Requirement:
Find all the lines with "title" and gather them.

Dataset:
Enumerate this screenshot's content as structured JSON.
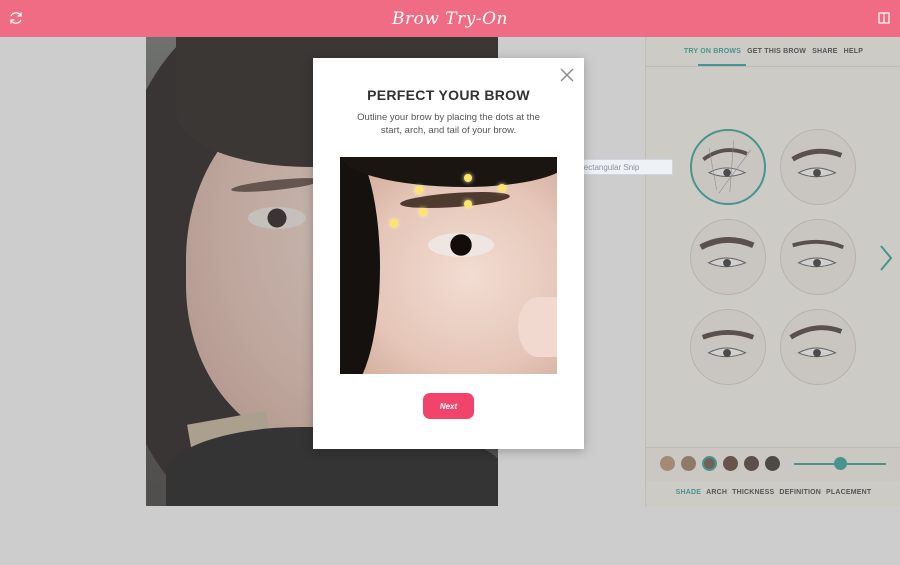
{
  "app": {
    "title": "Brow Try-On"
  },
  "icons": {
    "refresh": "refresh-icon",
    "panel": "panel-toggle-icon",
    "close": "close-icon",
    "next": "chevron-right-icon"
  },
  "top_tabs": [
    {
      "label": "TRY ON BROWS",
      "active": true
    },
    {
      "label": "GET THIS BROW",
      "active": false
    },
    {
      "label": "SHARE",
      "active": false
    },
    {
      "label": "HELP",
      "active": false
    }
  ],
  "bottom_tabs": [
    {
      "label": "SHADE",
      "active": true
    },
    {
      "label": "ARCH",
      "active": false
    },
    {
      "label": "THICKNESS",
      "active": false
    },
    {
      "label": "DEFINITION",
      "active": false
    },
    {
      "label": "PLACEMENT",
      "active": false
    }
  ],
  "brow_shapes": [
    {
      "id": "shape-1",
      "selected": true
    },
    {
      "id": "shape-2",
      "selected": false
    },
    {
      "id": "shape-3",
      "selected": false
    },
    {
      "id": "shape-4",
      "selected": false
    },
    {
      "id": "shape-5",
      "selected": false
    },
    {
      "id": "shape-6",
      "selected": false
    }
  ],
  "shades": [
    {
      "color": "#b89473",
      "selected": false
    },
    {
      "color": "#9a7b62",
      "selected": false
    },
    {
      "color": "#6e5647",
      "selected": true
    },
    {
      "color": "#5c4235",
      "selected": false
    },
    {
      "color": "#4a3930",
      "selected": false
    },
    {
      "color": "#3a302c",
      "selected": false
    }
  ],
  "intensity_slider": {
    "value": 0.5
  },
  "modal": {
    "title": "PERFECT YOUR BROW",
    "instructions": "Outline your brow by placing the dots at the start, arch, and tail of your brow.",
    "next_label": "Next"
  },
  "snip_tooltip": {
    "label": "Rectangular Snip"
  },
  "colors": {
    "brand": "#f06b84",
    "accent": "#2fa39a",
    "button": "#f2446b",
    "dot": "#ffe46a"
  }
}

Correct result:
    "title": "Brow Try-On"
    "title": "PERFECT YOUR BROW",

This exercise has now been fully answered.